_Figure collection entries_.
/---
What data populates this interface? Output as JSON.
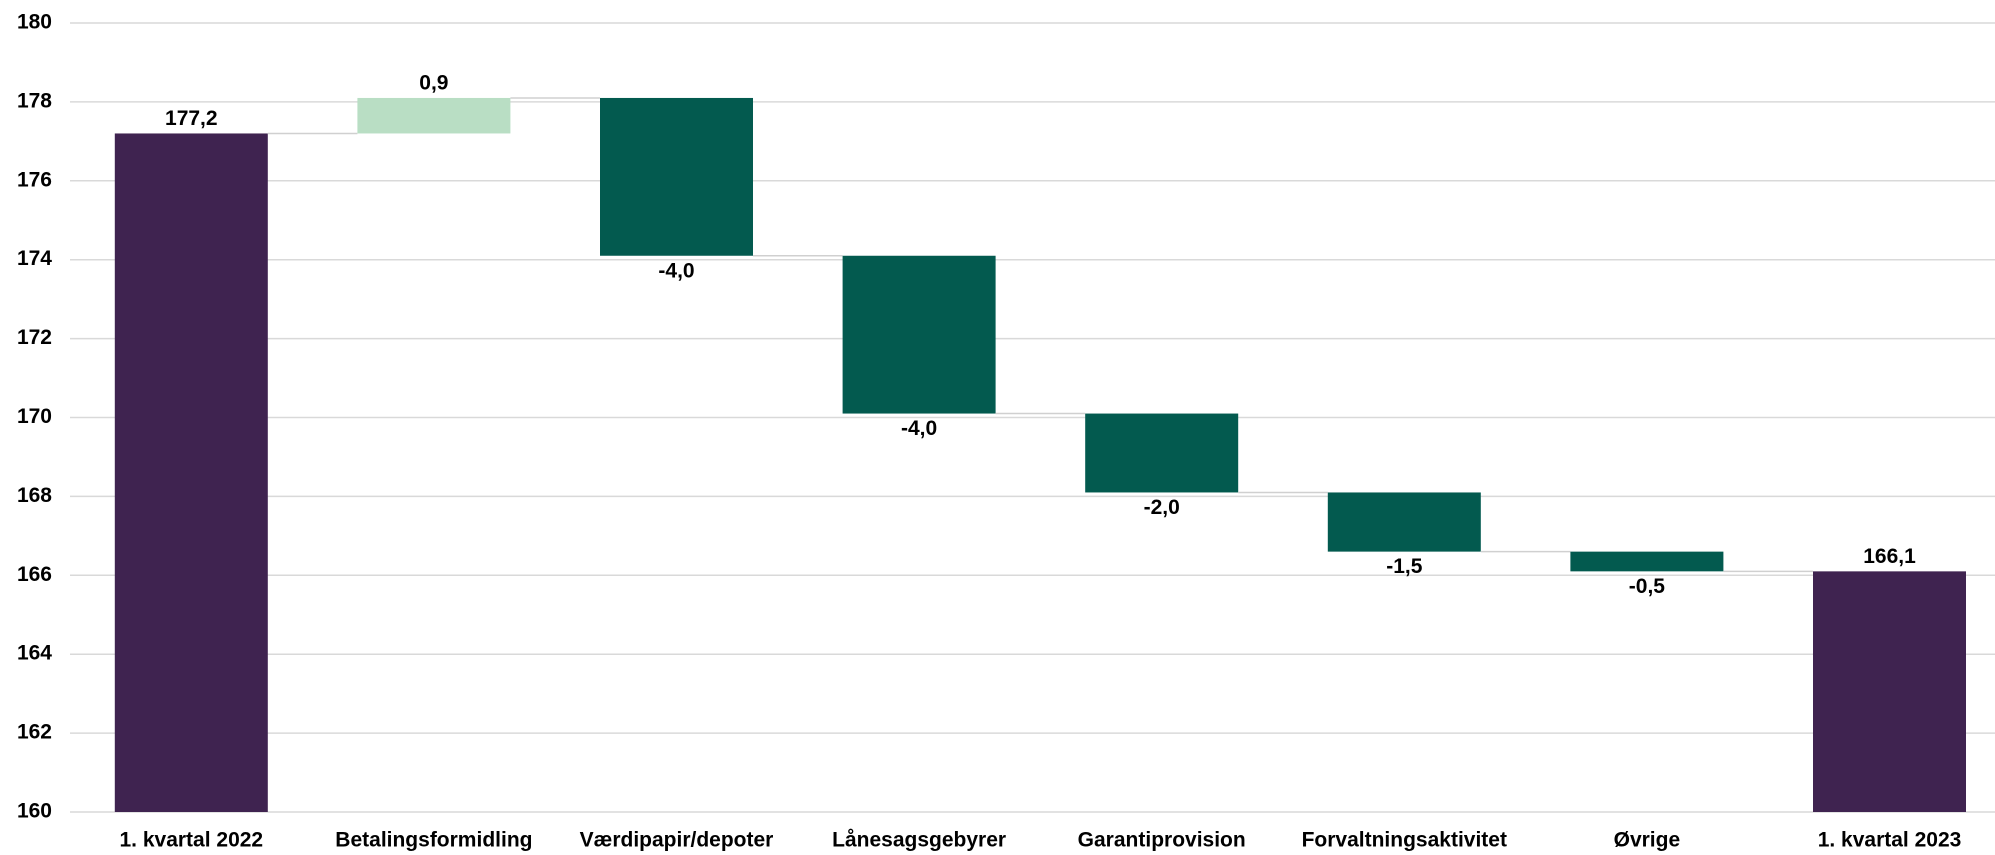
{
  "chart_data": {
    "type": "waterfall",
    "categories": [
      "1. kvartal 2022",
      "Betalingsformidling",
      "Værdipapir/depoter",
      "Lånesagsgebyrer",
      "Garantiprovision",
      "Forvaltningsaktivitet",
      "Øvrige",
      "1. kvartal 2023"
    ],
    "values": [
      177.2,
      0.9,
      -4.0,
      -4.0,
      -2.0,
      -1.5,
      -0.5,
      166.1
    ],
    "value_labels": [
      "177,2",
      "0,9",
      "-4,0",
      "-4,0",
      "-2,0",
      "-1,5",
      "-0,5",
      "166,1"
    ],
    "colors": [
      "#3f2350",
      "#b9dec4",
      "#035a4f",
      "#035a4f",
      "#035a4f",
      "#035a4f",
      "#035a4f",
      "#3f2350"
    ],
    "ylim": [
      160,
      180
    ],
    "yticks": [
      160,
      162,
      164,
      166,
      168,
      170,
      172,
      174,
      176,
      178,
      180
    ],
    "grid": true
  }
}
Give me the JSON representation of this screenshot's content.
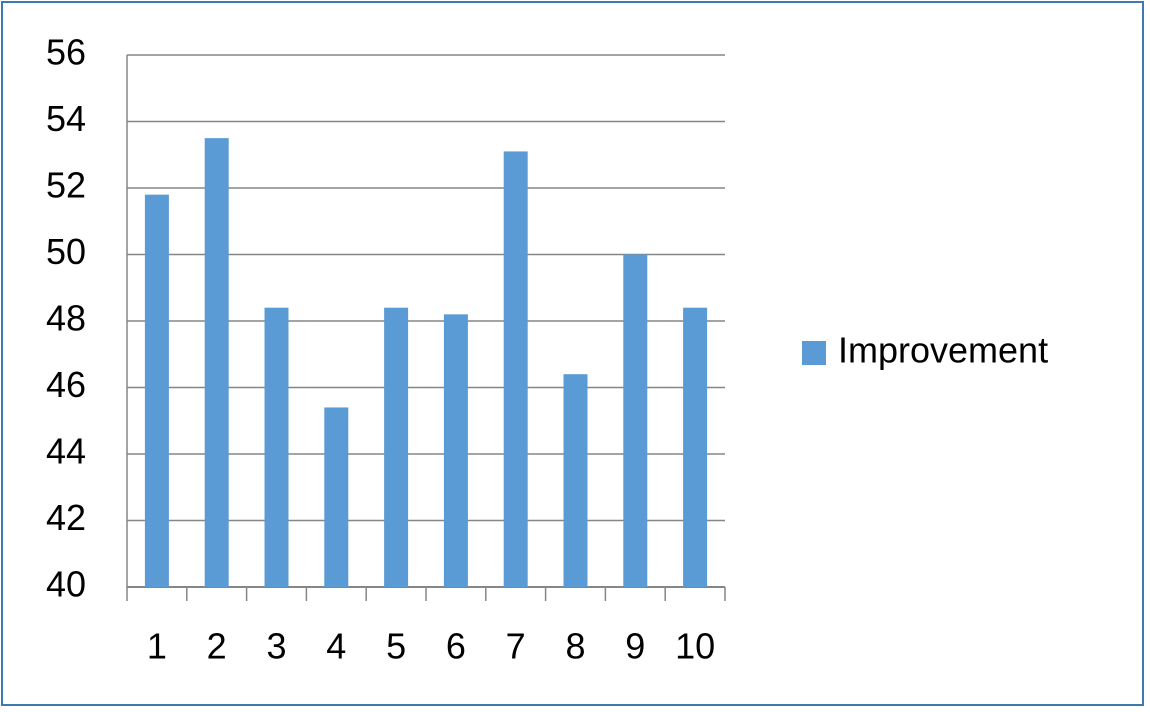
{
  "chart_data": {
    "type": "bar",
    "categories": [
      "1",
      "2",
      "3",
      "4",
      "5",
      "6",
      "7",
      "8",
      "9",
      "10"
    ],
    "series": [
      {
        "name": "Improvement",
        "color": "#5b9bd5",
        "values": [
          51.8,
          53.5,
          48.4,
          45.4,
          48.4,
          48.2,
          53.1,
          46.4,
          50,
          48.4
        ]
      }
    ],
    "ylim": [
      40,
      56
    ],
    "yticks": [
      40,
      42,
      44,
      46,
      48,
      50,
      52,
      54,
      56
    ],
    "grid": true,
    "legend": "right"
  }
}
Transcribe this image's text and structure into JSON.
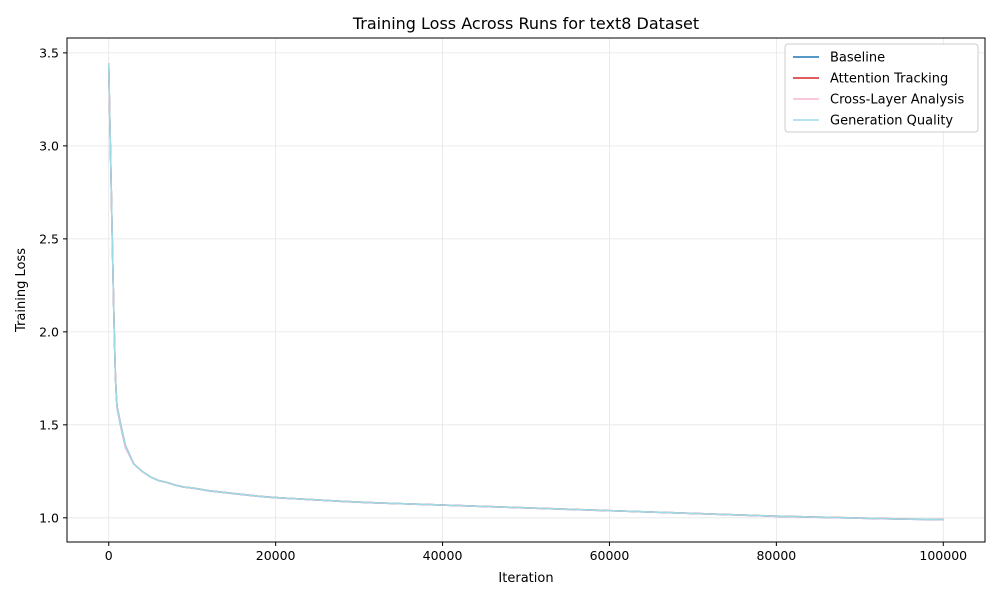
{
  "chart_data": {
    "type": "line",
    "title": "Training Loss Across Runs for text8 Dataset",
    "xlabel": "Iteration",
    "ylabel": "Training Loss",
    "xlim": [
      -5000,
      105000
    ],
    "ylim": [
      0.87,
      3.58
    ],
    "xticks": [
      0,
      20000,
      40000,
      60000,
      80000,
      100000
    ],
    "xtick_labels": [
      "0",
      "20000",
      "40000",
      "60000",
      "80000",
      "100000"
    ],
    "yticks": [
      1.0,
      1.5,
      2.0,
      2.5,
      3.0,
      3.5
    ],
    "ytick_labels": [
      "1.0",
      "1.5",
      "2.0",
      "2.5",
      "3.0",
      "3.5"
    ],
    "grid": true,
    "legend_position": "top-right",
    "series": [
      {
        "name": "Baseline",
        "color": "#1f77b4",
        "x": [
          0,
          100,
          200,
          300,
          400,
          500,
          600,
          700,
          800,
          900,
          1000,
          1500,
          2000,
          3000,
          4000,
          5000,
          6000,
          7000,
          8000,
          9000,
          10000,
          12000,
          14000,
          16000,
          18000,
          20000,
          22000,
          24000,
          26000,
          28000,
          30000,
          32000,
          34000,
          36000,
          38000,
          40000,
          42000,
          44000,
          46000,
          48000,
          50000,
          52000,
          54000,
          56000,
          58000,
          60000,
          62000,
          64000,
          66000,
          68000,
          70000,
          72000,
          74000,
          76000,
          78000,
          80000,
          82000,
          84000,
          86000,
          88000,
          90000,
          92000,
          94000,
          96000,
          98000,
          100000
        ],
        "y": [
          3.43,
          3.2,
          2.99,
          2.77,
          2.55,
          2.33,
          2.12,
          1.93,
          1.76,
          1.66,
          1.59,
          1.48,
          1.38,
          1.29,
          1.25,
          1.22,
          1.2,
          1.19,
          1.175,
          1.165,
          1.16,
          1.145,
          1.135,
          1.125,
          1.115,
          1.108,
          1.103,
          1.098,
          1.093,
          1.088,
          1.084,
          1.08,
          1.077,
          1.074,
          1.071,
          1.068,
          1.065,
          1.062,
          1.059,
          1.056,
          1.053,
          1.05,
          1.047,
          1.044,
          1.041,
          1.038,
          1.035,
          1.032,
          1.029,
          1.026,
          1.023,
          1.02,
          1.017,
          1.014,
          1.011,
          1.008,
          1.006,
          1.004,
          1.002,
          1.0,
          0.998,
          0.996,
          0.994,
          0.992,
          0.991,
          0.99
        ]
      },
      {
        "name": "Attention Tracking",
        "color": "#d62728",
        "x": [
          0,
          100,
          200,
          300,
          400,
          500,
          600,
          700,
          800,
          900,
          1000,
          1500,
          2000,
          3000,
          4000,
          5000,
          6000,
          7000,
          8000,
          9000,
          10000,
          12000,
          14000,
          16000,
          18000,
          20000,
          22000,
          24000,
          26000,
          28000,
          30000,
          32000,
          34000,
          36000,
          38000,
          40000,
          42000,
          44000,
          46000,
          48000,
          50000,
          52000,
          54000,
          56000,
          58000,
          60000,
          62000,
          64000,
          66000,
          68000,
          70000,
          72000,
          74000,
          76000,
          78000,
          80000,
          82000,
          84000,
          86000,
          88000,
          90000,
          92000,
          94000,
          96000,
          98000,
          100000
        ],
        "y": [
          3.44,
          3.21,
          3.0,
          2.78,
          2.56,
          2.34,
          2.13,
          1.94,
          1.77,
          1.67,
          1.6,
          1.49,
          1.39,
          1.29,
          1.25,
          1.22,
          1.2,
          1.19,
          1.176,
          1.166,
          1.161,
          1.146,
          1.136,
          1.126,
          1.116,
          1.109,
          1.104,
          1.099,
          1.094,
          1.089,
          1.085,
          1.081,
          1.078,
          1.075,
          1.072,
          1.069,
          1.066,
          1.063,
          1.06,
          1.057,
          1.054,
          1.051,
          1.048,
          1.045,
          1.042,
          1.039,
          1.036,
          1.033,
          1.03,
          1.027,
          1.024,
          1.021,
          1.018,
          1.015,
          1.012,
          1.009,
          1.007,
          1.005,
          1.003,
          1.001,
          0.999,
          0.997,
          0.995,
          0.993,
          0.992,
          0.991
        ]
      },
      {
        "name": "Cross-Layer Analysis",
        "color": "#f7b6d2",
        "x": [
          0,
          100,
          200,
          300,
          400,
          500,
          600,
          700,
          800,
          900,
          1000,
          1500,
          2000,
          3000,
          4000,
          5000,
          6000,
          7000,
          8000,
          9000,
          10000,
          12000,
          14000,
          16000,
          18000,
          20000,
          22000,
          24000,
          26000,
          28000,
          30000,
          32000,
          34000,
          36000,
          38000,
          40000,
          42000,
          44000,
          46000,
          48000,
          50000,
          52000,
          54000,
          56000,
          58000,
          60000,
          62000,
          64000,
          66000,
          68000,
          70000,
          72000,
          74000,
          76000,
          78000,
          80000,
          82000,
          84000,
          86000,
          88000,
          90000,
          92000,
          94000,
          96000,
          98000,
          100000
        ],
        "y": [
          3.43,
          3.2,
          2.99,
          2.77,
          2.55,
          2.33,
          2.12,
          1.93,
          1.76,
          1.66,
          1.59,
          1.48,
          1.38,
          1.29,
          1.25,
          1.22,
          1.2,
          1.19,
          1.175,
          1.165,
          1.16,
          1.145,
          1.135,
          1.125,
          1.115,
          1.108,
          1.103,
          1.098,
          1.093,
          1.088,
          1.084,
          1.08,
          1.077,
          1.074,
          1.071,
          1.068,
          1.065,
          1.062,
          1.059,
          1.056,
          1.053,
          1.05,
          1.047,
          1.044,
          1.041,
          1.038,
          1.035,
          1.032,
          1.029,
          1.026,
          1.023,
          1.02,
          1.017,
          1.014,
          1.011,
          1.008,
          1.006,
          1.004,
          1.002,
          1.0,
          0.998,
          0.996,
          0.994,
          0.992,
          0.991,
          0.99
        ]
      },
      {
        "name": "Generation Quality",
        "color": "#9edae5",
        "x": [
          0,
          100,
          200,
          300,
          400,
          500,
          600,
          700,
          800,
          900,
          1000,
          1500,
          2000,
          3000,
          4000,
          5000,
          6000,
          7000,
          8000,
          9000,
          10000,
          12000,
          14000,
          16000,
          18000,
          20000,
          22000,
          24000,
          26000,
          28000,
          30000,
          32000,
          34000,
          36000,
          38000,
          40000,
          42000,
          44000,
          46000,
          48000,
          50000,
          52000,
          54000,
          56000,
          58000,
          60000,
          62000,
          64000,
          66000,
          68000,
          70000,
          72000,
          74000,
          76000,
          78000,
          80000,
          82000,
          84000,
          86000,
          88000,
          90000,
          92000,
          94000,
          96000,
          98000,
          100000
        ],
        "y": [
          3.44,
          3.21,
          3.0,
          2.78,
          2.56,
          2.34,
          2.13,
          1.94,
          1.77,
          1.67,
          1.6,
          1.49,
          1.39,
          1.29,
          1.25,
          1.22,
          1.2,
          1.19,
          1.176,
          1.166,
          1.161,
          1.146,
          1.136,
          1.126,
          1.116,
          1.109,
          1.104,
          1.099,
          1.094,
          1.089,
          1.085,
          1.081,
          1.078,
          1.075,
          1.072,
          1.069,
          1.066,
          1.063,
          1.06,
          1.057,
          1.054,
          1.051,
          1.048,
          1.045,
          1.042,
          1.039,
          1.036,
          1.033,
          1.03,
          1.027,
          1.024,
          1.021,
          1.018,
          1.015,
          1.012,
          1.009,
          1.007,
          1.005,
          1.003,
          1.001,
          0.999,
          0.997,
          0.995,
          0.993,
          0.992,
          0.991
        ]
      }
    ]
  }
}
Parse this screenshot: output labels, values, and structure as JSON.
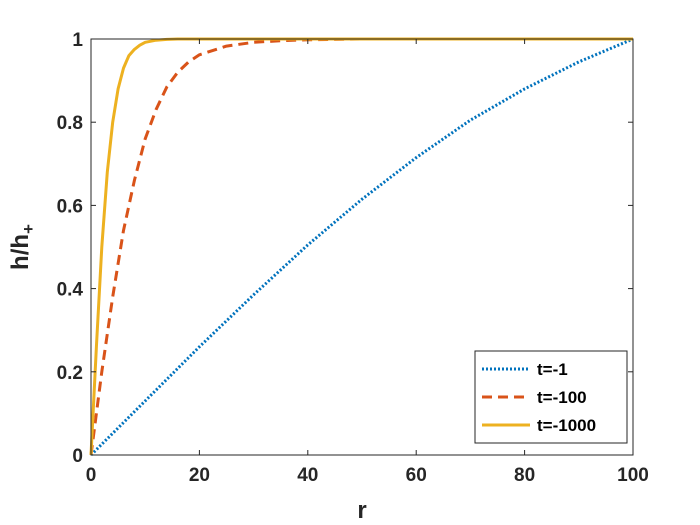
{
  "chart_data": {
    "type": "line",
    "xlabel": "r",
    "ylabel": {
      "main": "h/h",
      "subscript": "+"
    },
    "xlim": [
      0,
      100
    ],
    "ylim": [
      0,
      1
    ],
    "xticks": [
      0,
      20,
      40,
      60,
      80,
      100
    ],
    "yticks": [
      0,
      0.2,
      0.4,
      0.6,
      0.8,
      1
    ],
    "xtick_labels": [
      "0",
      "20",
      "40",
      "60",
      "80",
      "100"
    ],
    "ytick_labels": [
      "0",
      "0.2",
      "0.4",
      "0.6",
      "0.8",
      "1"
    ],
    "grid": false,
    "legend_position": "bottom-right",
    "series": [
      {
        "name": "t=-1",
        "color": "#0072BD",
        "style": "dotted",
        "x": [
          0,
          10,
          20,
          30,
          40,
          50,
          60,
          70,
          80,
          90,
          100
        ],
        "y": [
          0,
          0.13,
          0.26,
          0.385,
          0.505,
          0.615,
          0.715,
          0.805,
          0.88,
          0.945,
          1.0
        ]
      },
      {
        "name": "t=-100",
        "color": "#D95319",
        "style": "dashed",
        "x": [
          0,
          2,
          4,
          6,
          8,
          10,
          12,
          14,
          16,
          18,
          20,
          25,
          30,
          35,
          40,
          50,
          60,
          70,
          80,
          90,
          100
        ],
        "y": [
          0,
          0.2,
          0.38,
          0.54,
          0.66,
          0.76,
          0.83,
          0.885,
          0.92,
          0.945,
          0.962,
          0.983,
          0.992,
          0.996,
          0.998,
          1.0,
          1.0,
          1.0,
          1.0,
          1.0,
          1.0
        ]
      },
      {
        "name": "t=-1000",
        "color": "#EDB120",
        "style": "solid",
        "x": [
          0,
          1,
          2,
          3,
          4,
          5,
          6,
          7,
          8,
          9,
          10,
          12,
          14,
          16,
          18,
          20,
          30,
          40,
          60,
          80,
          100
        ],
        "y": [
          0,
          0.26,
          0.5,
          0.68,
          0.8,
          0.88,
          0.93,
          0.96,
          0.975,
          0.985,
          0.992,
          0.997,
          0.999,
          1.0,
          1.0,
          1.0,
          1.0,
          1.0,
          1.0,
          1.0,
          1.0
        ]
      }
    ]
  }
}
\---
_WORK TO COMPLETE_.
Go through the data above and find the lines with the word "structure". Copy each of those lines.

_RIGHT ANSWER_.
Transcribe this image's text and structure into JSON.
Parse this screenshot: output labels, values, and structure as JSON.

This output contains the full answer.